*** Records for this task ***

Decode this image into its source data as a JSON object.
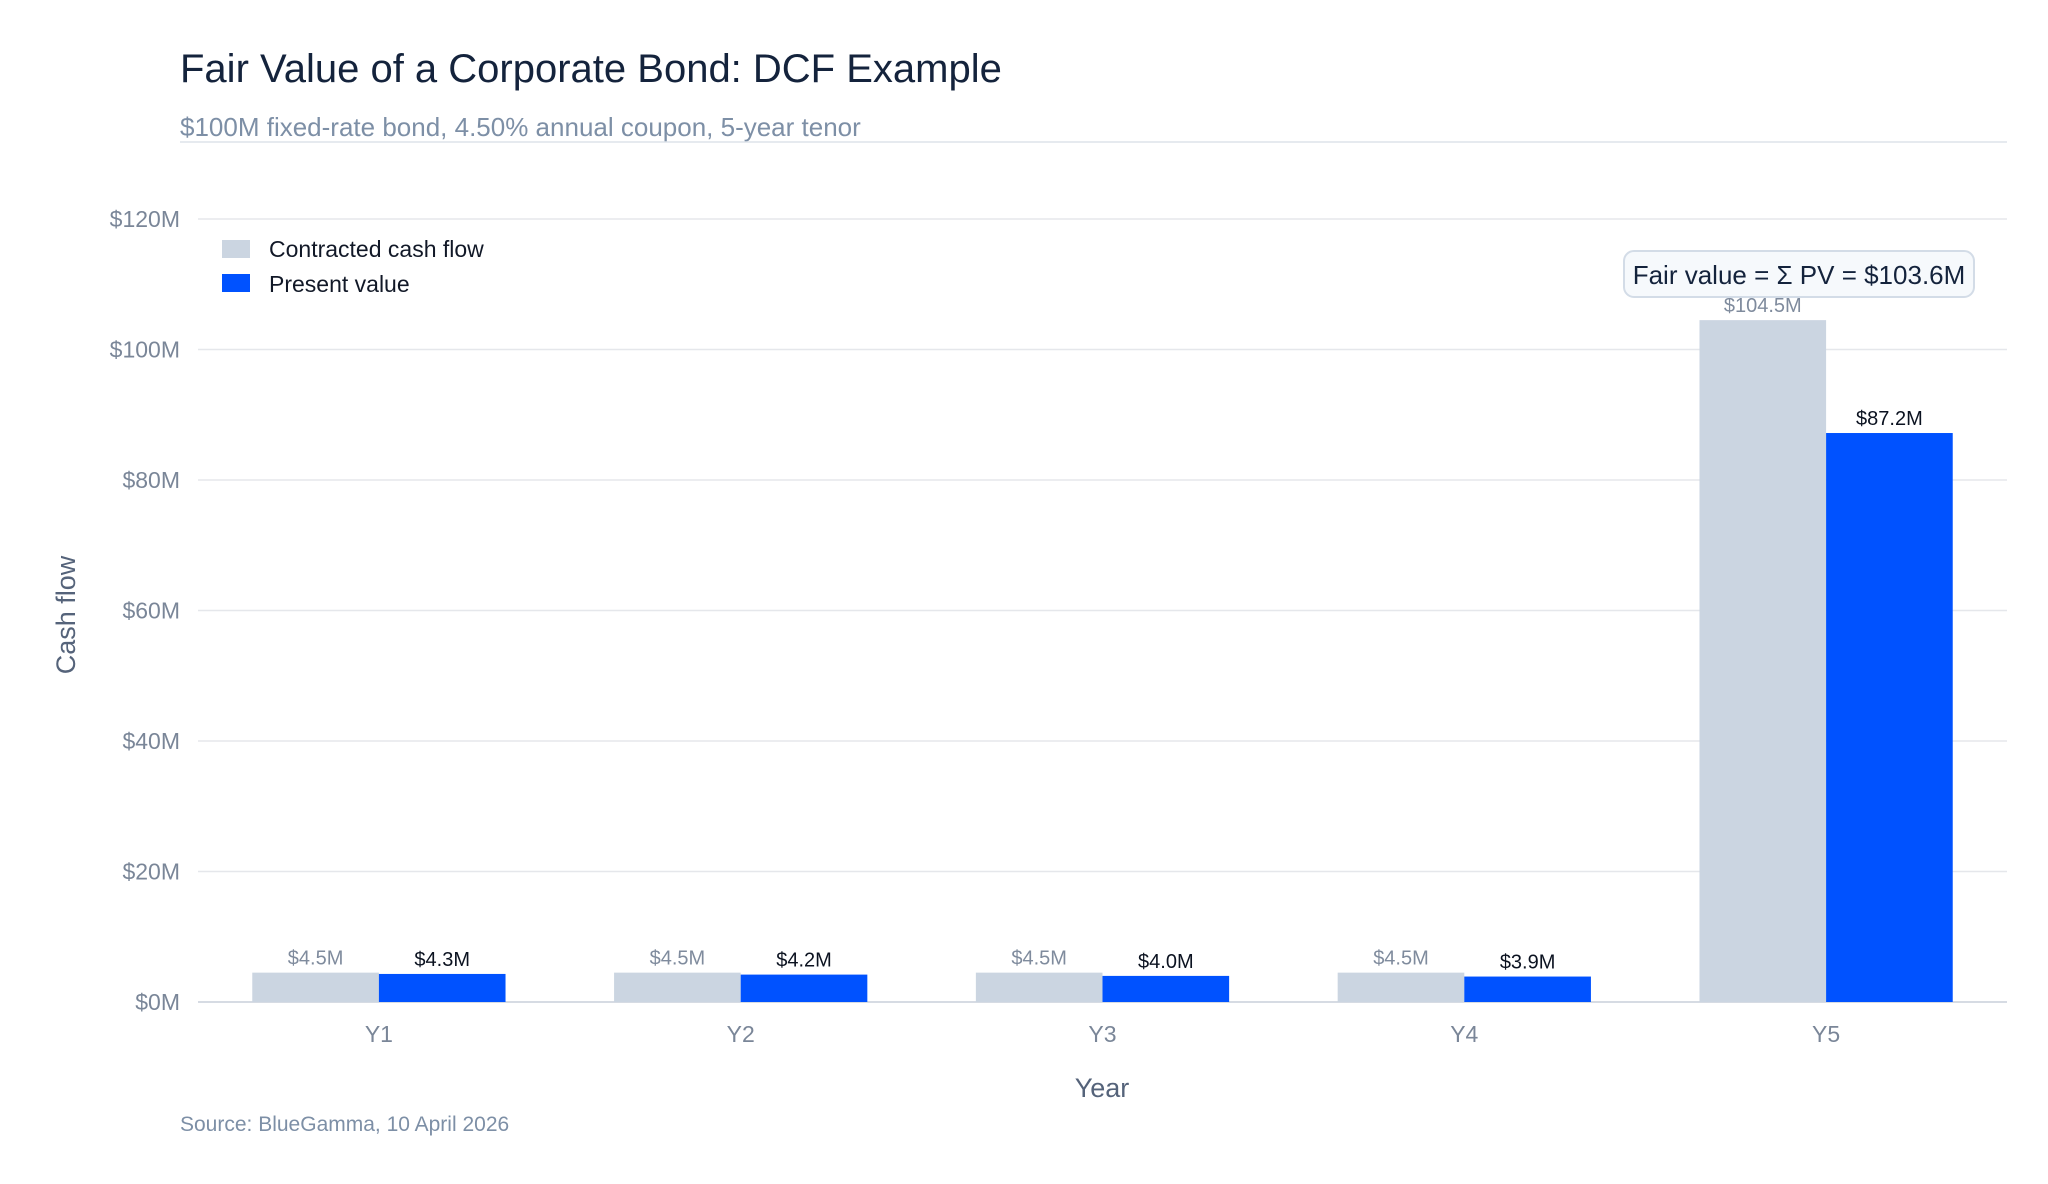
{
  "title": "Fair Value of a Corporate Bond: DCF Example",
  "subtitle": "$100M fixed-rate bond, 4.50% annual coupon, 5-year tenor",
  "source": "Source: BlueGamma, 10 April 2026",
  "fair_value_label": "Fair value = Σ PV = $103.6M",
  "colors": {
    "contracted": "#cbd5e1",
    "present_value": "#0052ff",
    "grid": "#e5e7eb",
    "axis": "#d6dbe3"
  },
  "chart_data": {
    "type": "bar",
    "title": "Fair Value of a Corporate Bond: DCF Example",
    "subtitle": "$100M fixed-rate bond, 4.50% annual coupon, 5-year tenor",
    "xlabel": "Year",
    "ylabel": "Cash flow",
    "categories": [
      "Y1",
      "Y2",
      "Y3",
      "Y4",
      "Y5"
    ],
    "series": [
      {
        "name": "Contracted cash flow",
        "values": [
          4.5,
          4.5,
          4.5,
          4.5,
          104.5
        ],
        "labels": [
          "$4.5M",
          "$4.5M",
          "$4.5M",
          "$4.5M",
          "$104.5M"
        ]
      },
      {
        "name": "Present value",
        "values": [
          4.3,
          4.2,
          4.0,
          3.9,
          87.2
        ],
        "labels": [
          "$4.3M",
          "$4.2M",
          "$4.0M",
          "$3.9M",
          "$87.2M"
        ]
      }
    ],
    "ylim": [
      0,
      120
    ],
    "yticks": [
      0,
      20,
      40,
      60,
      80,
      100,
      120
    ],
    "ytick_labels": [
      "$0M",
      "$20M",
      "$40M",
      "$60M",
      "$80M",
      "$100M",
      "$120M"
    ],
    "grid": true,
    "legend_position": "top-left"
  }
}
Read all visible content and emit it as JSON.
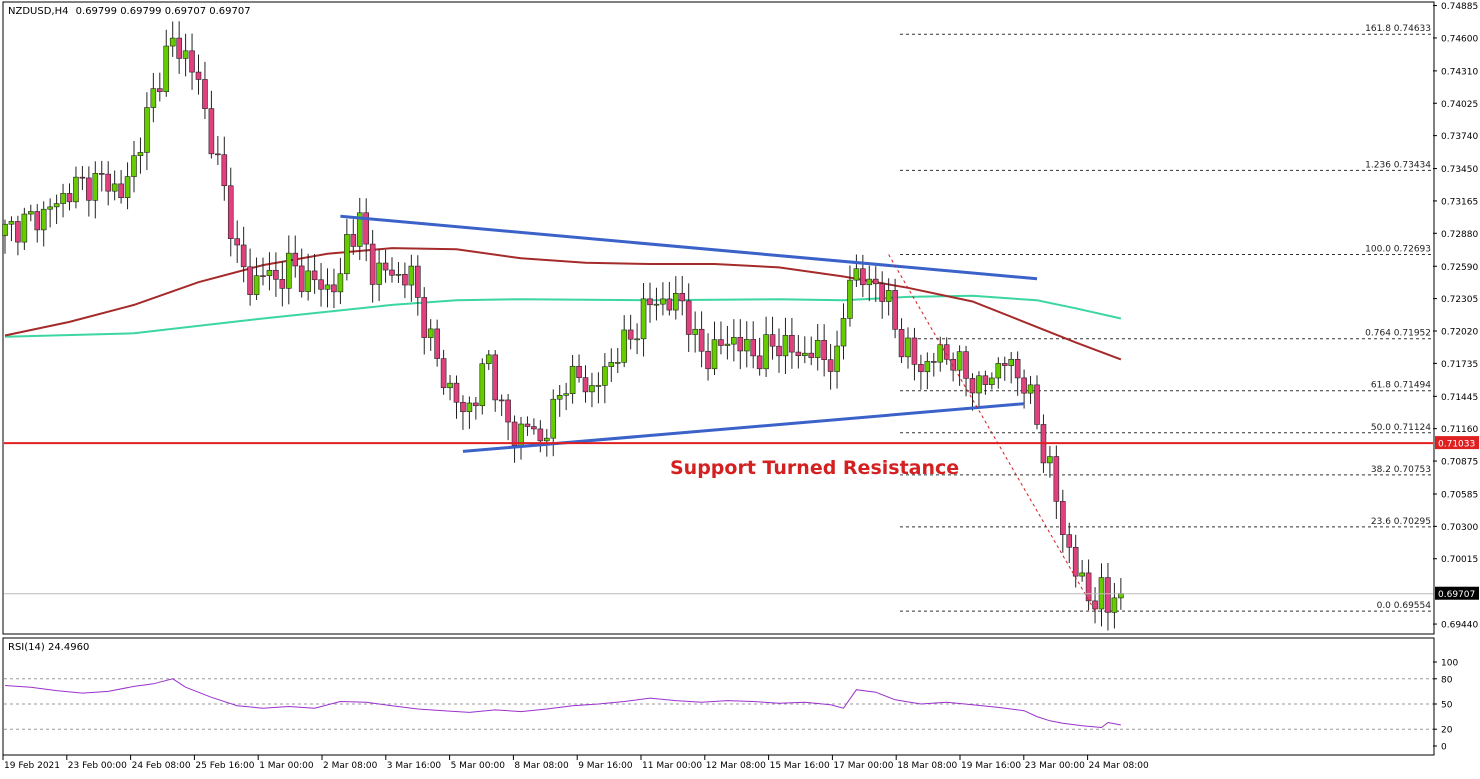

***

Pictures are excluded; output everything else in the data verbatim.

Decode this image into its source data as a JSON object.
{
  "title": "Fair Value of a Corporate Bond: DCF Example",
  "subtitle": "$100M fixed-rate bond, 4.50% annual coupon, 5-year tenor",
  "source": "Source: BlueGamma, 10 April 2026",
  "fair_value_label": "Fair value = Σ PV = $103.6M",
  "colors": {
    "contracted": "#cbd5e1",
    "present_value": "#0052ff",
    "grid": "#e5e7eb",
    "axis": "#d6dbe3"
  },
  "chart_data": {
    "type": "bar",
    "title": "Fair Value of a Corporate Bond: DCF Example",
    "subtitle": "$100M fixed-rate bond, 4.50% annual coupon, 5-year tenor",
    "xlabel": "Year",
    "ylabel": "Cash flow",
    "categories": [
      "Y1",
      "Y2",
      "Y3",
      "Y4",
      "Y5"
    ],
    "series": [
      {
        "name": "Contracted cash flow",
        "values": [
          4.5,
          4.5,
          4.5,
          4.5,
          104.5
        ],
        "labels": [
          "$4.5M",
          "$4.5M",
          "$4.5M",
          "$4.5M",
          "$104.5M"
        ]
      },
      {
        "name": "Present value",
        "values": [
          4.3,
          4.2,
          4.0,
          3.9,
          87.2
        ],
        "labels": [
          "$4.3M",
          "$4.2M",
          "$4.0M",
          "$3.9M",
          "$87.2M"
        ]
      }
    ],
    "ylim": [
      0,
      120
    ],
    "yticks": [
      0,
      20,
      40,
      60,
      80,
      100,
      120
    ],
    "ytick_labels": [
      "$0M",
      "$20M",
      "$40M",
      "$60M",
      "$80M",
      "$100M",
      "$120M"
    ],
    "grid": true,
    "legend_position": "top-left"
  }
}
Read all visible content and emit it as JSON.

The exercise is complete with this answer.